* Exercise objective
Your task is to output the data exactly as it stands.

* Records shown

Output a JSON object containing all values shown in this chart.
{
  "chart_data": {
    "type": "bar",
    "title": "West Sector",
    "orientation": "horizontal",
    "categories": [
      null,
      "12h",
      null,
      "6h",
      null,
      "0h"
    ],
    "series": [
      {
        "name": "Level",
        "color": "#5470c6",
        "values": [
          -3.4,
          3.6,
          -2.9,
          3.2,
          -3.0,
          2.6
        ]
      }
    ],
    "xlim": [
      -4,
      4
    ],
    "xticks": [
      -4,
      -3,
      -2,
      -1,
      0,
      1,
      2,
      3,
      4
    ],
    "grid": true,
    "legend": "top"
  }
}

* Task answer
Output a JSON object containing all values shown in this chart.
{
  "chart_data": {
    "type": "bar",
    "title": "West Sector",
    "orientation": "horizontal",
    "categories": [
      null,
      "12h",
      null,
      "6h",
      null,
      "0h"
    ],
    "series": [
      {
        "name": "Level",
        "color": "#5470c6",
        "values": [
          -3.4,
          3.6,
          -2.9,
          3.2,
          -3.0,
          2.6
        ]
      }
    ],
    "xlim": [
      -4,
      4
    ],
    "xticks": [
      -4,
      -3,
      -2,
      -1,
      0,
      1,
      2,
      3,
      4
    ],
    "grid": true,
    "legend": "top"
  }
}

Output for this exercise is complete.